WHAT TO WORK ON:
Copy whichever lines contain the string "nichts".

┏━━

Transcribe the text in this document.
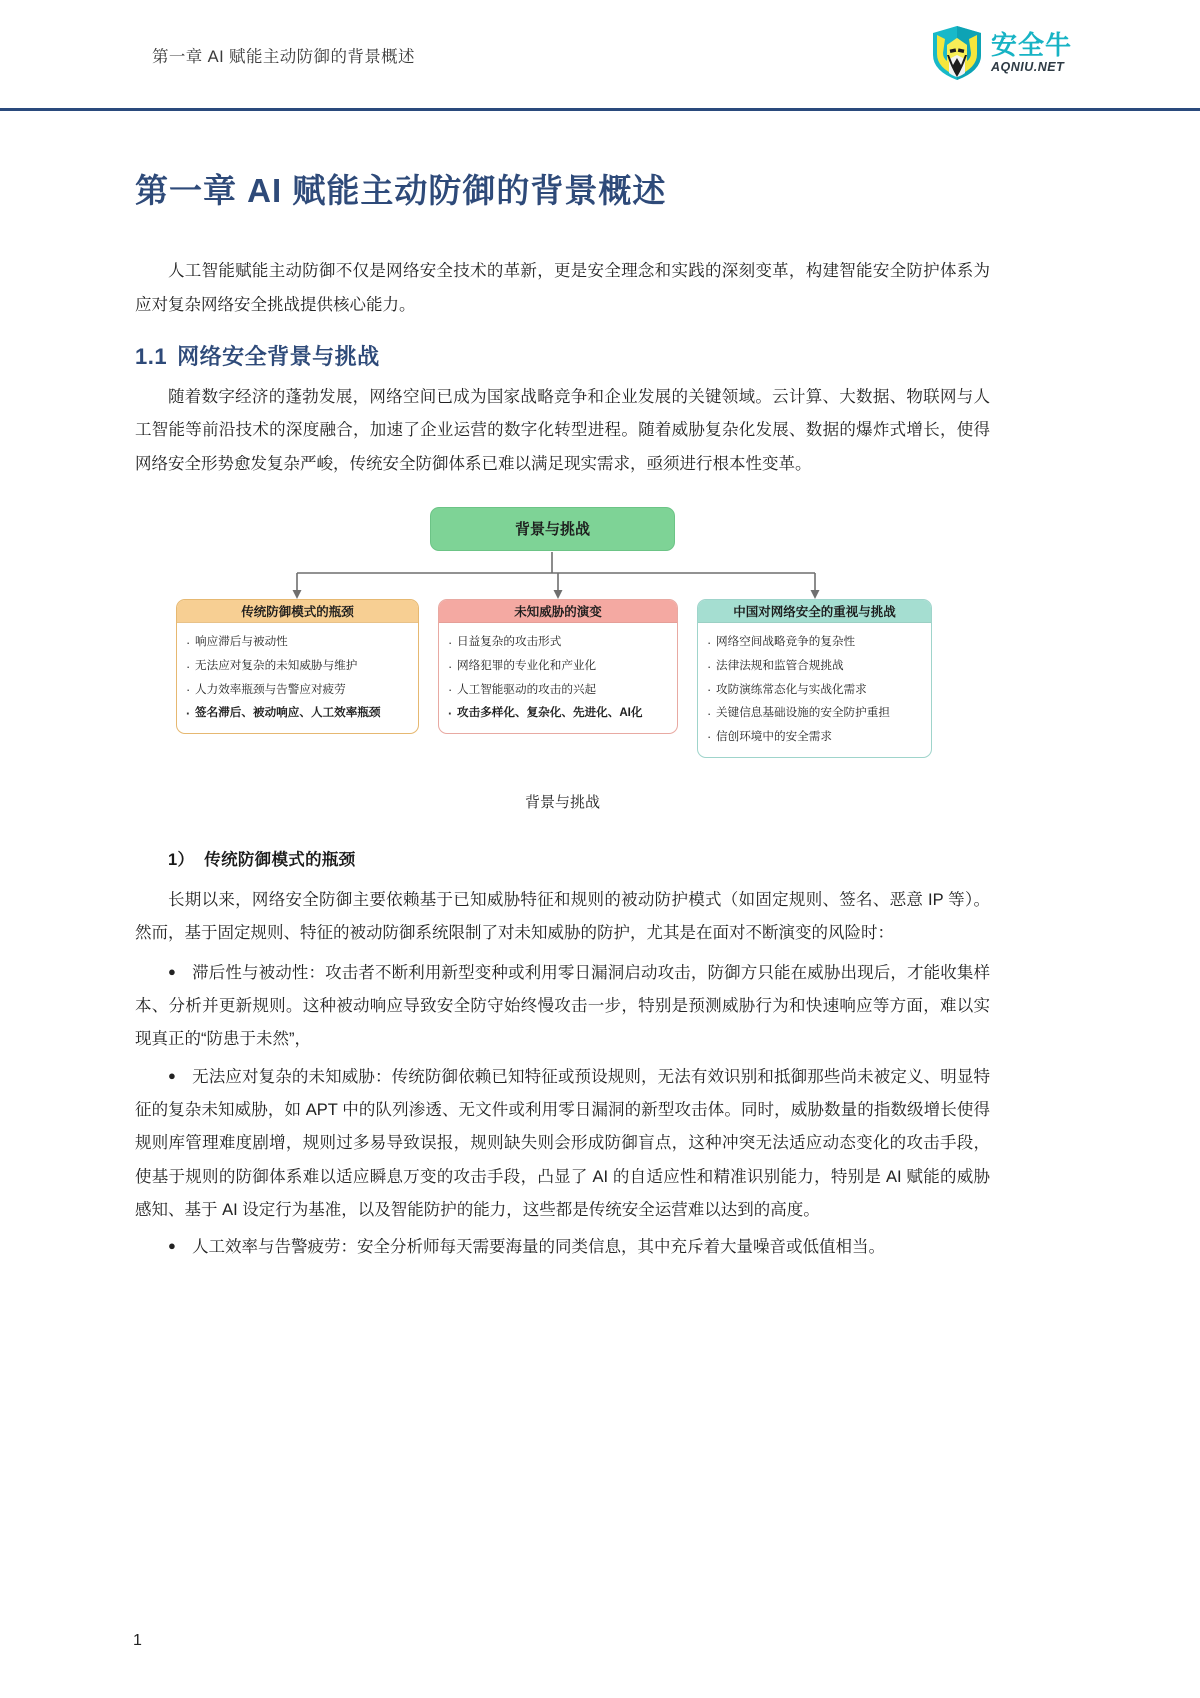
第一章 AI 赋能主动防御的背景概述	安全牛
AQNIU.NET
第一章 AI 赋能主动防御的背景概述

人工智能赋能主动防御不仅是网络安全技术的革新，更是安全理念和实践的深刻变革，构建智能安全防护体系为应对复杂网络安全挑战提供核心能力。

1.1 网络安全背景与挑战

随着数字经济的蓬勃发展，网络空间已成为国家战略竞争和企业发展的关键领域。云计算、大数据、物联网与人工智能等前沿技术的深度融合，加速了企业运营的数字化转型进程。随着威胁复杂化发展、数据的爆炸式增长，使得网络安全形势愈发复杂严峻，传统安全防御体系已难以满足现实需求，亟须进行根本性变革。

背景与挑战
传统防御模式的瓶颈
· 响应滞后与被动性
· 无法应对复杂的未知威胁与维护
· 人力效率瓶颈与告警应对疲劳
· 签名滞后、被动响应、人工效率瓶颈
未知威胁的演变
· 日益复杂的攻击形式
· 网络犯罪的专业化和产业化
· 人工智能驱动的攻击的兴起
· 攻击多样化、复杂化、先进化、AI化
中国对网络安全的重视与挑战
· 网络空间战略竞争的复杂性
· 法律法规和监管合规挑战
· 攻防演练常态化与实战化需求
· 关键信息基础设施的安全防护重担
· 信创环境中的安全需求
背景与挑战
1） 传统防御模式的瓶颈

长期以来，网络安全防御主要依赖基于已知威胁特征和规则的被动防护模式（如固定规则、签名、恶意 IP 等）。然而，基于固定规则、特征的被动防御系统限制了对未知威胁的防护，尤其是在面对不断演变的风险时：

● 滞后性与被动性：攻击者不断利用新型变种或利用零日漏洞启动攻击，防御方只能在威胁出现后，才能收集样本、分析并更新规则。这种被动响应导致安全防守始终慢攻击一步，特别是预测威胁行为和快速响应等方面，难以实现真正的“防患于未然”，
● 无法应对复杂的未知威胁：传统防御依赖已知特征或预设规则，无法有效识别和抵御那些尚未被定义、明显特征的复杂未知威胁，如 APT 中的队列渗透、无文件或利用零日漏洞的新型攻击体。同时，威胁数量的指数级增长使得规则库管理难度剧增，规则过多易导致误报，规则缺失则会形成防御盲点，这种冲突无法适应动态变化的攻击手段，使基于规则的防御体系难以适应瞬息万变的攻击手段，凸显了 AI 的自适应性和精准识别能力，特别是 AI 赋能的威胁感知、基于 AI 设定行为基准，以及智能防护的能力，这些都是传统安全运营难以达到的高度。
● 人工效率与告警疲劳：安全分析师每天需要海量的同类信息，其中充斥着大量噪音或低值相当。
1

┗━━
┏━━

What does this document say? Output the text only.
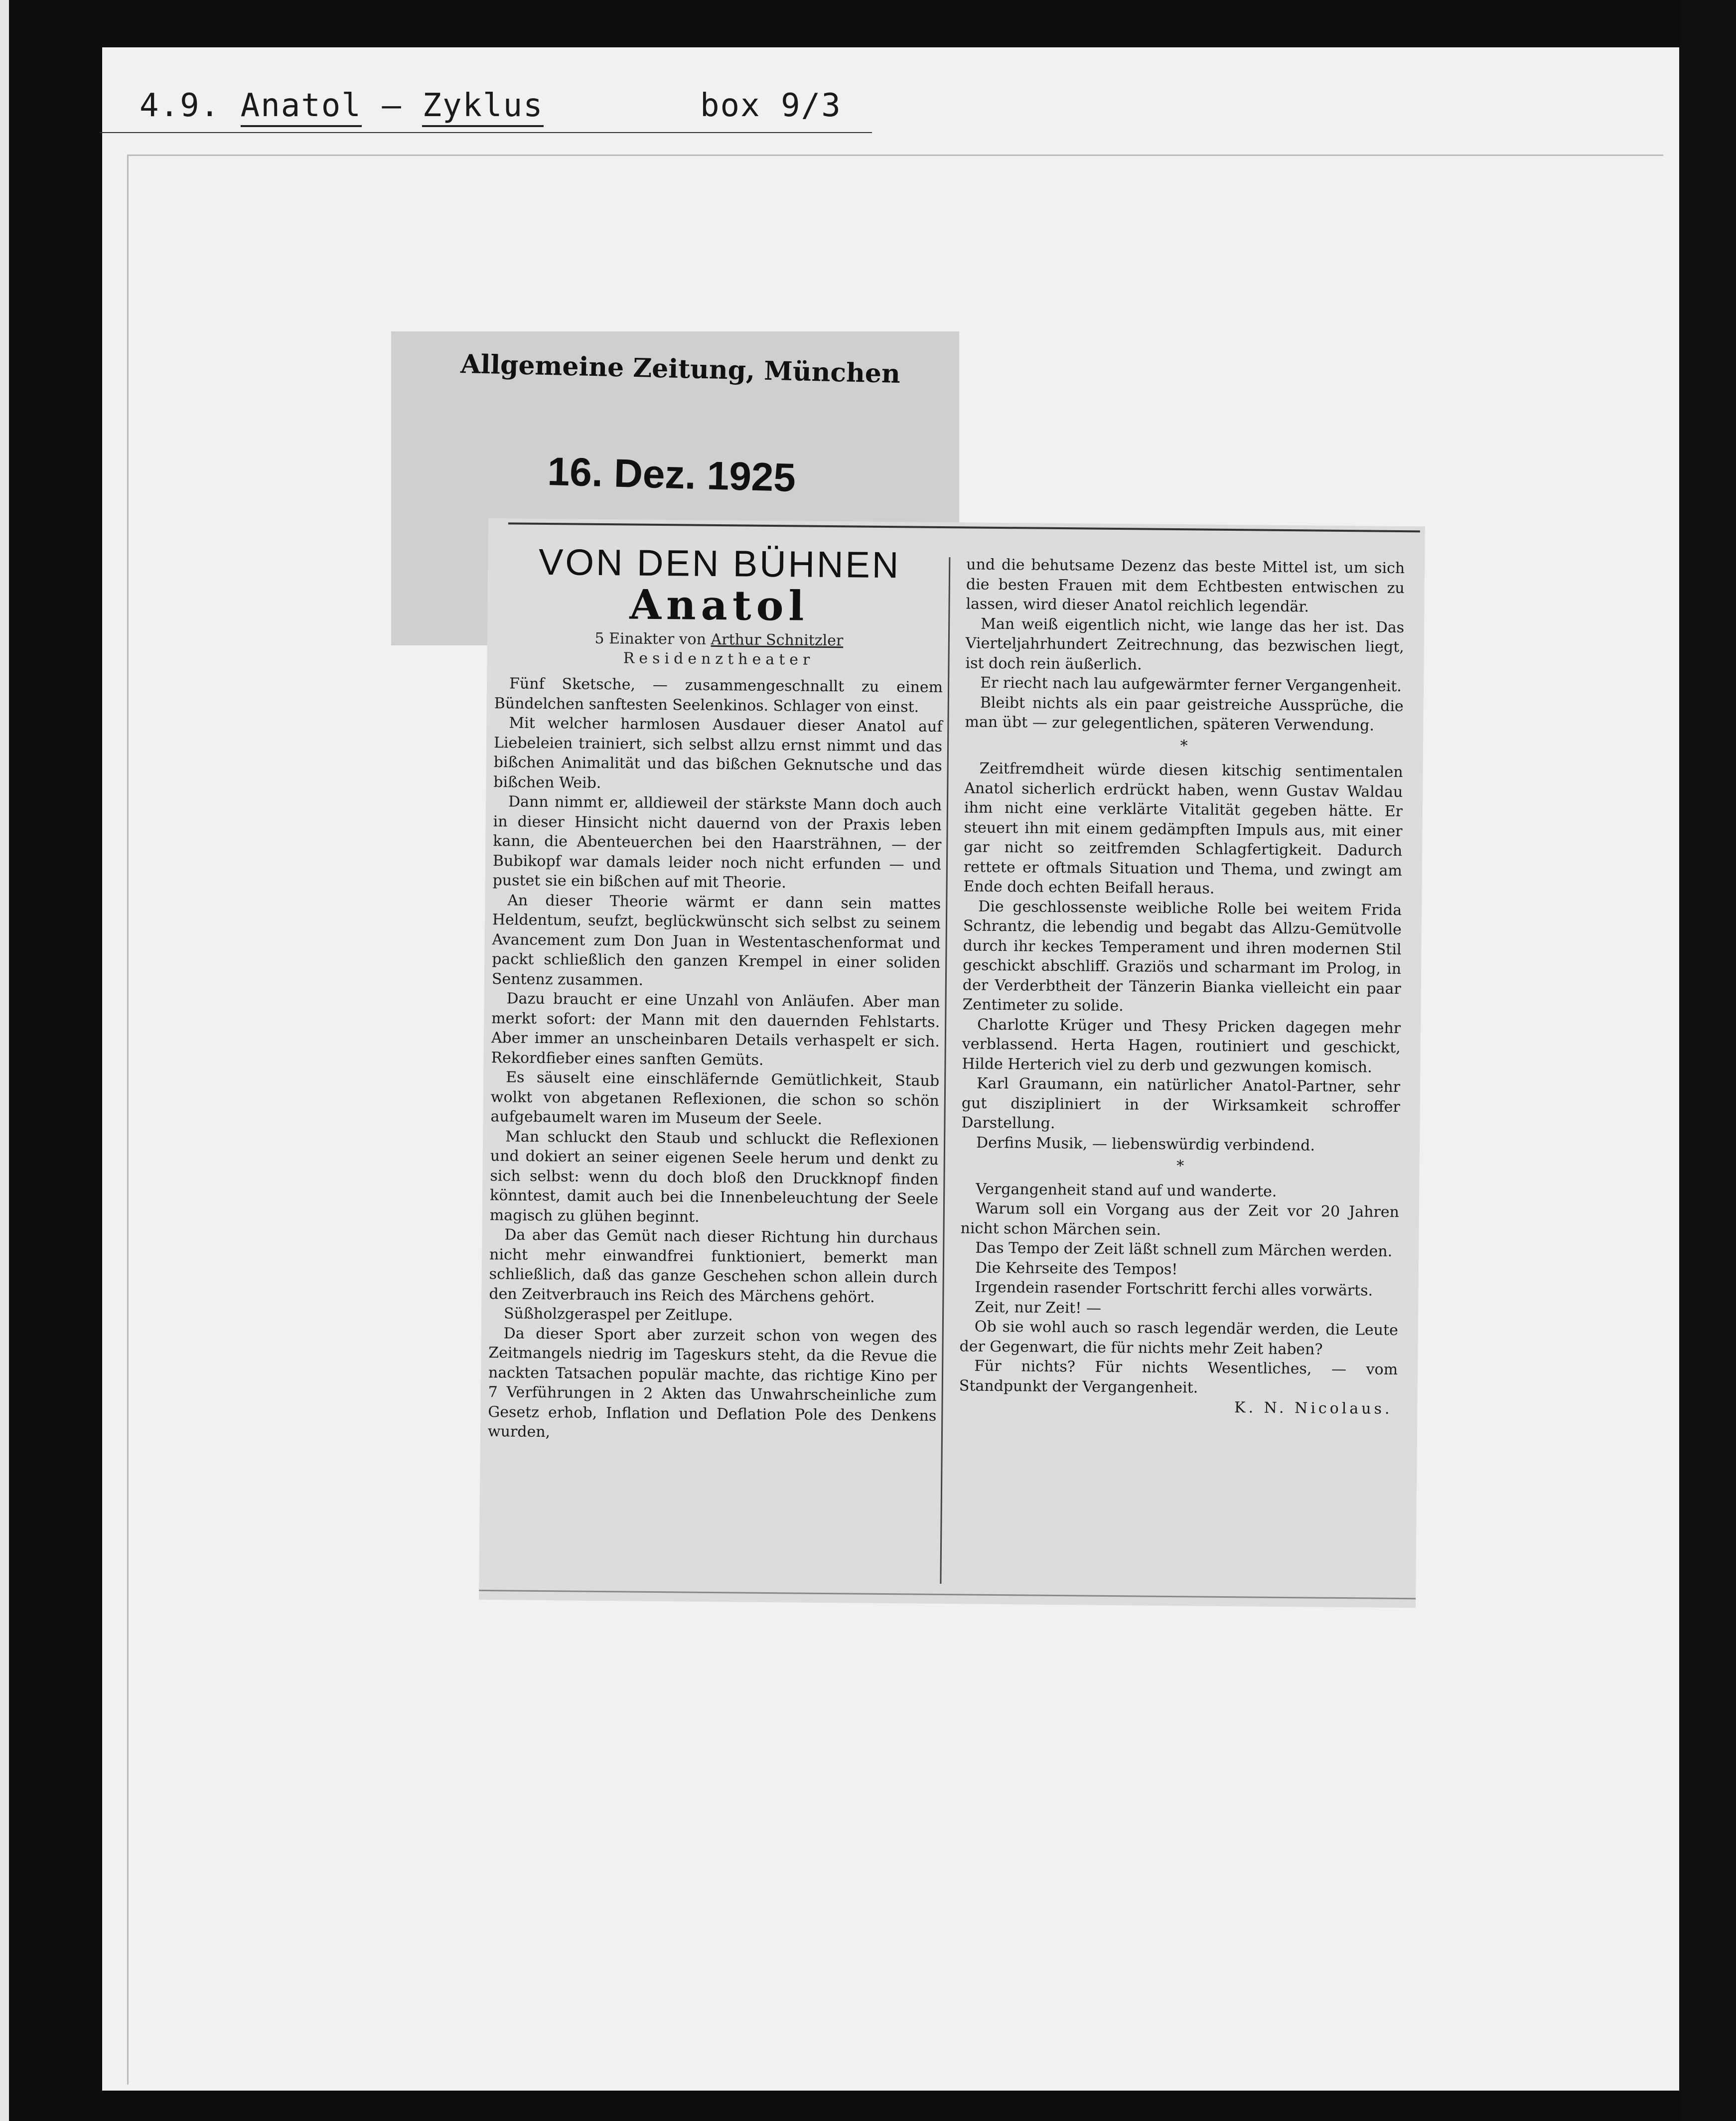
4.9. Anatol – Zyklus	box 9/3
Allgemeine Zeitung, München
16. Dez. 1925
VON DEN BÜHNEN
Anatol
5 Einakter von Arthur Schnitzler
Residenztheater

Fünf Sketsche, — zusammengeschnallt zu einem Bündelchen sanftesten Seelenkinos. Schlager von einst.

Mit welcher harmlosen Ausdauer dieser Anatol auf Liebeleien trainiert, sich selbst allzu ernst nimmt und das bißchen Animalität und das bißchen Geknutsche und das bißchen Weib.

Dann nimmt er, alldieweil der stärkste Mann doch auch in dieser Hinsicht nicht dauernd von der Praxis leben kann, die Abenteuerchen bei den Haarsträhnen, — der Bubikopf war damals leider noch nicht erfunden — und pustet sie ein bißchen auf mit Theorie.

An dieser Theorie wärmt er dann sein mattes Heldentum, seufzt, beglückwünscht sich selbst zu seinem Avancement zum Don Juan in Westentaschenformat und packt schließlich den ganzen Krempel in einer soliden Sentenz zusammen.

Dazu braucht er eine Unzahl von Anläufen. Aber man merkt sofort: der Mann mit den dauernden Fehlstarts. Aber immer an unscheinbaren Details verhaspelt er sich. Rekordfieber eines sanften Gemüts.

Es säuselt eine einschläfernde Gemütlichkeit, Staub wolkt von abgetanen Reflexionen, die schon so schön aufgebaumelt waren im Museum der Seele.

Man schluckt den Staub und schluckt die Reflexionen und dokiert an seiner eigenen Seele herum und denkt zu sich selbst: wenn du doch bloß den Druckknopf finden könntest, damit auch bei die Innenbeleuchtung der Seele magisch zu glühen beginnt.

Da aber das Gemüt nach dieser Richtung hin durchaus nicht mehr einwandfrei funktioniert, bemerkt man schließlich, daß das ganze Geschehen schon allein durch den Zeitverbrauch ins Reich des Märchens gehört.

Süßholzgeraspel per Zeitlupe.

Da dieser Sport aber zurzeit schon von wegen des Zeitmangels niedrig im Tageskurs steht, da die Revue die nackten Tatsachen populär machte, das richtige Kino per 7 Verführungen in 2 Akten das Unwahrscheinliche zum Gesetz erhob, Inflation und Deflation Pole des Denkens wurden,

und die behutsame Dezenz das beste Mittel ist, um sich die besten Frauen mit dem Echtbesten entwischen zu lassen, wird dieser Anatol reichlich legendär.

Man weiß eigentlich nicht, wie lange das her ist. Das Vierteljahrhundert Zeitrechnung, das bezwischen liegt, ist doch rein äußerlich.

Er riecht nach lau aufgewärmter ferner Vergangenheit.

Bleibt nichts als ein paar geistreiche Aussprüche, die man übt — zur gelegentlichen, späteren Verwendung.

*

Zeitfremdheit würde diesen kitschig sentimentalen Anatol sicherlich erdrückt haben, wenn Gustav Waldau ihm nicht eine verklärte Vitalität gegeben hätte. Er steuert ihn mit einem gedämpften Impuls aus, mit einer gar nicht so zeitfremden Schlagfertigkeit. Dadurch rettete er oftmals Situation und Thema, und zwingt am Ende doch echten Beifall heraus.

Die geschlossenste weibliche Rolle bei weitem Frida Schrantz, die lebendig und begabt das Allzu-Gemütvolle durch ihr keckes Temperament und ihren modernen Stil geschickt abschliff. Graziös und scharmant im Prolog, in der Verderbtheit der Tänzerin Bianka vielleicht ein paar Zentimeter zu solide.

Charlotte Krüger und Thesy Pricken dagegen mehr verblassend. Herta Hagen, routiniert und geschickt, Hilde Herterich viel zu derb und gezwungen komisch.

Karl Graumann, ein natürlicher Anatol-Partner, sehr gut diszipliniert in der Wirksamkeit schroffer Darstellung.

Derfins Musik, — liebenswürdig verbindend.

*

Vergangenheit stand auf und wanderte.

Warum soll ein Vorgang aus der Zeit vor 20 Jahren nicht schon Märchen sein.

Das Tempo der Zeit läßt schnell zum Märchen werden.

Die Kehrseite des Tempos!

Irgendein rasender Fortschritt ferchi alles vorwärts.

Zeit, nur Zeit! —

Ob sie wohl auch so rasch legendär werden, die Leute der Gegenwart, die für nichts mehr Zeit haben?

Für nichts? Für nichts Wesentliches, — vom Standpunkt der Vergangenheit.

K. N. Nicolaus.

┗━━

EXPECTED ANSWER:
Bleibt nichts als ein paar geistreiche Aussprüche, die man übt — zur gelegentlichen, späteren Verwendung.
Ob sie wohl auch so rasch legendär werden, die Leute der Gegenwart, die für nichts mehr Zeit haben?
Für nichts? Für nichts Wesentliches, — vom Standpunkt der Vergangenheit.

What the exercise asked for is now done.